*Records that describe figures*:
◆ ◆ ◆
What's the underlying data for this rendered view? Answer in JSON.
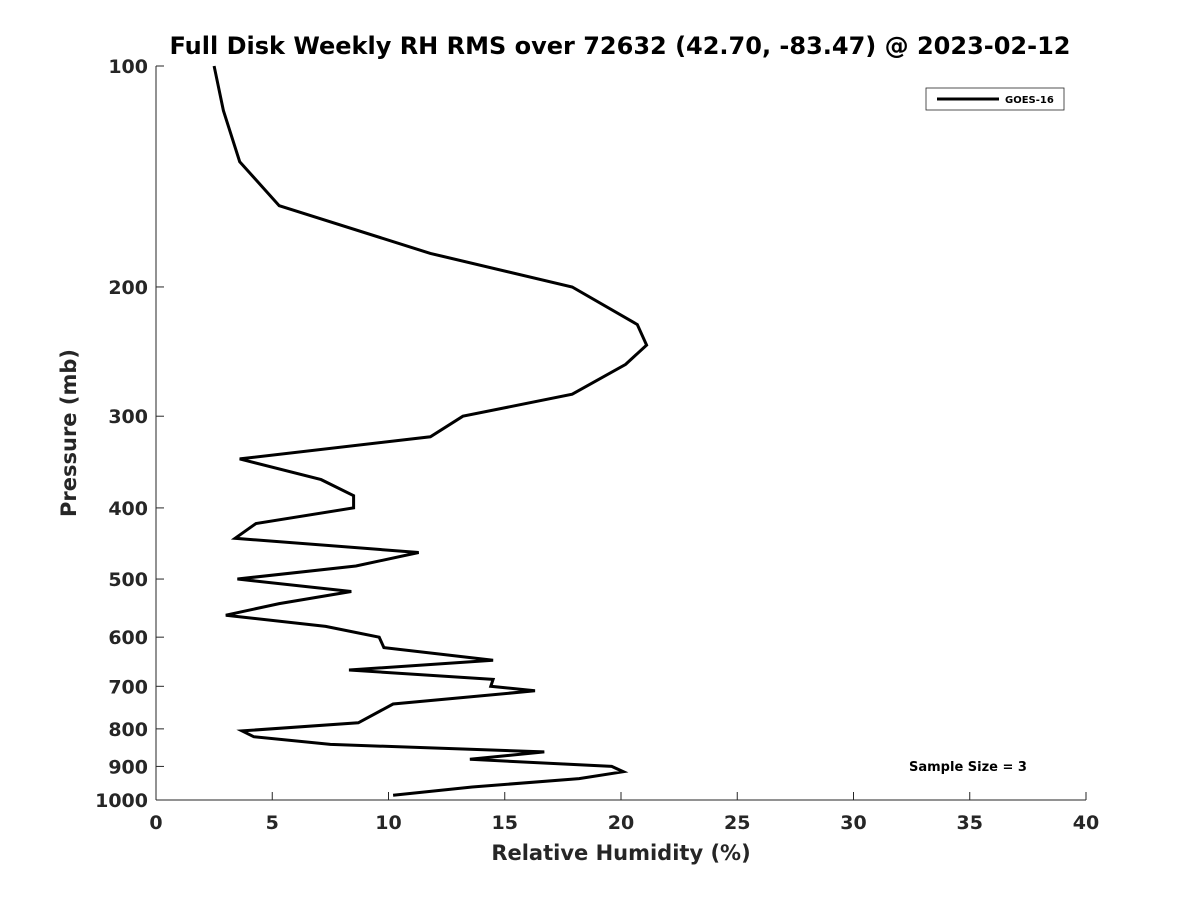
{
  "chart_data": {
    "type": "line",
    "title": "Full Disk Weekly RH RMS over 72632 (42.70, -83.47) @ 2023-02-12",
    "xlabel": "Relative Humidity (%)",
    "ylabel": "Pressure (mb)",
    "xlim": [
      0,
      40
    ],
    "ylim": [
      1000,
      100
    ],
    "yscale": "log",
    "y_reversed": true,
    "x_ticks": [
      0,
      5,
      10,
      15,
      20,
      25,
      30,
      35,
      40
    ],
    "y_ticks": [
      100,
      200,
      300,
      400,
      500,
      600,
      700,
      800,
      900,
      1000
    ],
    "grid": false,
    "legend_position": "top-right",
    "series": [
      {
        "name": "GOES-16",
        "color": "#000000",
        "points": [
          [
            2.5,
            100
          ],
          [
            2.9,
            115
          ],
          [
            3.6,
            135
          ],
          [
            5.3,
            155
          ],
          [
            11.8,
            180
          ],
          [
            17.9,
            200
          ],
          [
            20.7,
            225
          ],
          [
            21.1,
            240
          ],
          [
            20.2,
            255
          ],
          [
            17.9,
            280
          ],
          [
            13.2,
            300
          ],
          [
            11.8,
            320
          ],
          [
            3.6,
            343
          ],
          [
            7.1,
            366
          ],
          [
            8.5,
            385
          ],
          [
            8.5,
            400
          ],
          [
            4.3,
            420
          ],
          [
            3.4,
            440
          ],
          [
            11.3,
            460
          ],
          [
            8.6,
            480
          ],
          [
            3.5,
            500
          ],
          [
            8.4,
            520
          ],
          [
            5.3,
            540
          ],
          [
            3.0,
            560
          ],
          [
            7.3,
            580
          ],
          [
            9.6,
            600
          ],
          [
            9.8,
            620
          ],
          [
            14.5,
            645
          ],
          [
            8.3,
            665
          ],
          [
            14.5,
            685
          ],
          [
            14.4,
            700
          ],
          [
            16.3,
            710
          ],
          [
            10.2,
            740
          ],
          [
            8.7,
            785
          ],
          [
            3.7,
            805
          ],
          [
            4.2,
            820
          ],
          [
            7.5,
            840
          ],
          [
            16.7,
            860
          ],
          [
            13.5,
            880
          ],
          [
            19.6,
            900
          ],
          [
            20.1,
            915
          ],
          [
            18.2,
            935
          ],
          [
            13.6,
            960
          ],
          [
            10.2,
            985
          ]
        ]
      }
    ],
    "annotations": [
      "Sample Size = 3"
    ]
  }
}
◆ ◆ ◆
*Set problem*: Print all of the entries word for word. Skip any images they contain.

*Solution for this problem*:
What's the underlying data for this rendered view? Answer in JSON.
{
  "chart_data": {
    "type": "line",
    "title": "Full Disk Weekly RH RMS over 72632 (42.70, -83.47) @ 2023-02-12",
    "xlabel": "Relative Humidity (%)",
    "ylabel": "Pressure (mb)",
    "xlim": [
      0,
      40
    ],
    "ylim": [
      1000,
      100
    ],
    "yscale": "log",
    "y_reversed": true,
    "x_ticks": [
      0,
      5,
      10,
      15,
      20,
      25,
      30,
      35,
      40
    ],
    "y_ticks": [
      100,
      200,
      300,
      400,
      500,
      600,
      700,
      800,
      900,
      1000
    ],
    "grid": false,
    "legend_position": "top-right",
    "series": [
      {
        "name": "GOES-16",
        "color": "#000000",
        "points": [
          [
            2.5,
            100
          ],
          [
            2.9,
            115
          ],
          [
            3.6,
            135
          ],
          [
            5.3,
            155
          ],
          [
            11.8,
            180
          ],
          [
            17.9,
            200
          ],
          [
            20.7,
            225
          ],
          [
            21.1,
            240
          ],
          [
            20.2,
            255
          ],
          [
            17.9,
            280
          ],
          [
            13.2,
            300
          ],
          [
            11.8,
            320
          ],
          [
            3.6,
            343
          ],
          [
            7.1,
            366
          ],
          [
            8.5,
            385
          ],
          [
            8.5,
            400
          ],
          [
            4.3,
            420
          ],
          [
            3.4,
            440
          ],
          [
            11.3,
            460
          ],
          [
            8.6,
            480
          ],
          [
            3.5,
            500
          ],
          [
            8.4,
            520
          ],
          [
            5.3,
            540
          ],
          [
            3.0,
            560
          ],
          [
            7.3,
            580
          ],
          [
            9.6,
            600
          ],
          [
            9.8,
            620
          ],
          [
            14.5,
            645
          ],
          [
            8.3,
            665
          ],
          [
            14.5,
            685
          ],
          [
            14.4,
            700
          ],
          [
            16.3,
            710
          ],
          [
            10.2,
            740
          ],
          [
            8.7,
            785
          ],
          [
            3.7,
            805
          ],
          [
            4.2,
            820
          ],
          [
            7.5,
            840
          ],
          [
            16.7,
            860
          ],
          [
            13.5,
            880
          ],
          [
            19.6,
            900
          ],
          [
            20.1,
            915
          ],
          [
            18.2,
            935
          ],
          [
            13.6,
            960
          ],
          [
            10.2,
            985
          ]
        ]
      }
    ],
    "annotations": [
      "Sample Size = 3"
    ]
  }
}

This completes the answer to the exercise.